*Supplied data:*
## Begin

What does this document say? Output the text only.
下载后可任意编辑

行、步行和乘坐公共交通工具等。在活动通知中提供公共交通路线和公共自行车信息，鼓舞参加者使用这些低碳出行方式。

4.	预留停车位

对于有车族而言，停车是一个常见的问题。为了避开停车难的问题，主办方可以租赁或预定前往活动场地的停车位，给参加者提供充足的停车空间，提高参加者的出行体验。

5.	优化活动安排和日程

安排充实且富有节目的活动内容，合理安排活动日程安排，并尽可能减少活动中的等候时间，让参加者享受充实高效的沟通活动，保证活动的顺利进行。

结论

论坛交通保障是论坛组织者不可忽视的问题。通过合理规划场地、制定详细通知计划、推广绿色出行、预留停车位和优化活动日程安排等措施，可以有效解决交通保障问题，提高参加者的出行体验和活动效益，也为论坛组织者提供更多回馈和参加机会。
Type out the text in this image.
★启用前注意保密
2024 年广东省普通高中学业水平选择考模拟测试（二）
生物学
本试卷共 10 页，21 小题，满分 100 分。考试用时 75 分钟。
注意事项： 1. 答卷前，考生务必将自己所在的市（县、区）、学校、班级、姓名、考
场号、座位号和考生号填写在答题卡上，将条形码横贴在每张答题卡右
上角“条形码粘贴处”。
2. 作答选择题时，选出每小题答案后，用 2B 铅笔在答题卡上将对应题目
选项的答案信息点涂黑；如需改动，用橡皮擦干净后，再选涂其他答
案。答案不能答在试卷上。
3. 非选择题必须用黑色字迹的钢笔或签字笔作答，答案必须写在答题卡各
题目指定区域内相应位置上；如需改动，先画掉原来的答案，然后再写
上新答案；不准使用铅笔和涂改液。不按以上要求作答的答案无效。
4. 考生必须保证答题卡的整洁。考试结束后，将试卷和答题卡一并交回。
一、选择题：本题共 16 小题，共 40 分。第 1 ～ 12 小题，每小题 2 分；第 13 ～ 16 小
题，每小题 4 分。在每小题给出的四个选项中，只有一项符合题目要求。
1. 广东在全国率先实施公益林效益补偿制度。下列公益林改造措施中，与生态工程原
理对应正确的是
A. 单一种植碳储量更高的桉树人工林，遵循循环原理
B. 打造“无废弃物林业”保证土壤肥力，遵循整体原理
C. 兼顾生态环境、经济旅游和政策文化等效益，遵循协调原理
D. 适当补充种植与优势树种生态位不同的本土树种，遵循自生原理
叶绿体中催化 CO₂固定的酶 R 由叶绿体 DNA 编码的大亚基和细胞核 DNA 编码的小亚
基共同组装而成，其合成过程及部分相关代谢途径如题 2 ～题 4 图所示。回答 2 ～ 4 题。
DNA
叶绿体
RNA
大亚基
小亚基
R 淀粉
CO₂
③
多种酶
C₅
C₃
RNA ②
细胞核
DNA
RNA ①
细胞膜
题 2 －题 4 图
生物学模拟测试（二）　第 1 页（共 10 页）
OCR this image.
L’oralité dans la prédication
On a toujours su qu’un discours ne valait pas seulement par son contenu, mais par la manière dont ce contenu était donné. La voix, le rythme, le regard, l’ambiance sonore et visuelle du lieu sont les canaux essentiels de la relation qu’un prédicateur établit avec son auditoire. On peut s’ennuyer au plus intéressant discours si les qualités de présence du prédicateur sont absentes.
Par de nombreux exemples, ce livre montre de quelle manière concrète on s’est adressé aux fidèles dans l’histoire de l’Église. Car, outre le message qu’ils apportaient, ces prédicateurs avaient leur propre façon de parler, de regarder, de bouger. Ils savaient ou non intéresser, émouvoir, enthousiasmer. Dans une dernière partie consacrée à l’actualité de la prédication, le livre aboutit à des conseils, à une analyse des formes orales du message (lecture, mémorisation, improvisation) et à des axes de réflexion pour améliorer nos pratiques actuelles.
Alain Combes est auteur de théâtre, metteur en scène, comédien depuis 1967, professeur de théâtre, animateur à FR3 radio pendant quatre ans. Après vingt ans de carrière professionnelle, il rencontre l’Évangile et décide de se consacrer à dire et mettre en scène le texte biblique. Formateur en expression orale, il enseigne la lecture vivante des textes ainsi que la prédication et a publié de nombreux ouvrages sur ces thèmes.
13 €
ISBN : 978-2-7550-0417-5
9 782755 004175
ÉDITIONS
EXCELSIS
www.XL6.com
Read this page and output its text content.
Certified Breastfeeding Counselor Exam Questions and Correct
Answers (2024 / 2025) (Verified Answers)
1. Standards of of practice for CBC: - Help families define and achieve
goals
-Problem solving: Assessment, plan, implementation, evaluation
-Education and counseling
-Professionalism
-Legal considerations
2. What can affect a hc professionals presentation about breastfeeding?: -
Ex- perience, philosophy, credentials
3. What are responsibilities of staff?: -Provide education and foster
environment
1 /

## End

*Exercise requirements:* The listing above should be transcribed in full, exactly as written.

*Answer:*
What does this document say? Output the text only.
下载后可任意编辑

行、步行和乘坐公共交通工具等。在活动通知中提供公共交通路线和公共自行车信息，鼓舞参加者使用这些低碳出行方式。

4.	预留停车位

对于有车族而言，停车是一个常见的问题。为了避开停车难的问题，主办方可以租赁或预定前往活动场地的停车位，给参加者提供充足的停车空间，提高参加者的出行体验。

5.	优化活动安排和日程

安排充实且富有节目的活动内容，合理安排活动日程安排，并尽可能减少活动中的等候时间，让参加者享受充实高效的沟通活动，保证活动的顺利进行。

结论

论坛交通保障是论坛组织者不可忽视的问题。通过合理规划场地、制定详细通知计划、推广绿色出行、预留停车位和优化活动日程安排等措施，可以有效解决交通保障问题，提高参加者的出行体验和活动效益，也为论坛组织者提供更多回馈和参加机会。
Type out the text in this image.
★启用前注意保密
2024 年广东省普通高中学业水平选择考模拟测试（二）
生物学
本试卷共 10 页，21 小题，满分 100 分。考试用时 75 分钟。
注意事项： 1. 答卷前，考生务必将自己所在的市（县、区）、学校、班级、姓名、考
场号、座位号和考生号填写在答题卡上，将条形码横贴在每张答题卡右
上角“条形码粘贴处”。
2. 作答选择题时，选出每小题答案后，用 2B 铅笔在答题卡上将对应题目
选项的答案信息点涂黑；如需改动，用橡皮擦干净后，再选涂其他答
案。答案不能答在试卷上。
3. 非选择题必须用黑色字迹的钢笔或签字笔作答，答案必须写在答题卡各
题目指定区域内相应位置上；如需改动，先画掉原来的答案，然后再写
上新答案；不准使用铅笔和涂改液。不按以上要求作答的答案无效。
4. 考生必须保证答题卡的整洁。考试结束后，将试卷和答题卡一并交回。
一、选择题：本题共 16 小题，共 40 分。第 1 ～ 12 小题，每小题 2 分；第 13 ～ 16 小
题，每小题 4 分。在每小题给出的四个选项中，只有一项符合题目要求。
1. 广东在全国率先实施公益林效益补偿制度。下列公益林改造措施中，与生态工程原
理对应正确的是
A. 单一种植碳储量更高的桉树人工林，遵循循环原理
B. 打造“无废弃物林业”保证土壤肥力，遵循整体原理
C. 兼顾生态环境、经济旅游和政策文化等效益，遵循协调原理
D. 适当补充种植与优势树种生态位不同的本土树种，遵循自生原理
叶绿体中催化 CO₂固定的酶 R 由叶绿体 DNA 编码的大亚基和细胞核 DNA 编码的小亚
基共同组装而成，其合成过程及部分相关代谢途径如题 2 ～题 4 图所示。回答 2 ～ 4 题。
DNA
叶绿体
RNA
大亚基
小亚基
R 淀粉
CO₂
③
多种酶
C₅
C₃
RNA ②
细胞核
DNA
RNA ①
细胞膜
题 2 －题 4 图
生物学模拟测试（二）　第 1 页（共 10 页）
OCR this image.
L’oralité dans la prédication
On a toujours su qu’un discours ne valait pas seulement par son contenu, mais par la manière dont ce contenu était donné. La voix, le rythme, le regard, l’ambiance sonore et visuelle du lieu sont les canaux essentiels de la relation qu’un prédicateur établit avec son auditoire. On peut s’ennuyer au plus intéressant discours si les qualités de présence du prédicateur sont absentes.
Par de nombreux exemples, ce livre montre de quelle manière concrète on s’est adressé aux fidèles dans l’histoire de l’Église. Car, outre le message qu’ils apportaient, ces prédicateurs avaient leur propre façon de parler, de regarder, de bouger. Ils savaient ou non intéresser, émouvoir, enthousiasmer. Dans une dernière partie consacrée à l’actualité de la prédication, le livre aboutit à des conseils, à une analyse des formes orales du message (lecture, mémorisation, improvisation) et à des axes de réflexion pour améliorer nos pratiques actuelles.
Alain Combes est auteur de théâtre, metteur en scène, comédien depuis 1967, professeur de théâtre, animateur à FR3 radio pendant quatre ans. Après vingt ans de carrière professionnelle, il rencontre l’Évangile et décide de se consacrer à dire et mettre en scène le texte biblique. Formateur en expression orale, il enseigne la lecture vivante des textes ainsi que la prédication et a publié de nombreux ouvrages sur ces thèmes.
13 €
ISBN : 978-2-7550-0417-5
9 782755 004175
ÉDITIONS
EXCELSIS
www.XL6.com
Read this page and output its text content.
Certified Breastfeeding Counselor Exam Questions and Correct
Answers (2024 / 2025) (Verified Answers)
1. Standards of of practice for CBC: - Help families define and achieve
goals
-Problem solving: Assessment, plan, implementation, evaluation
-Education and counseling
-Professionalism
-Legal considerations
2. What can affect a hc professionals presentation about breastfeeding?: -
Ex- perience, philosophy, credentials
3. What are responsibilities of staff?: -Provide education and foster
environment
1 /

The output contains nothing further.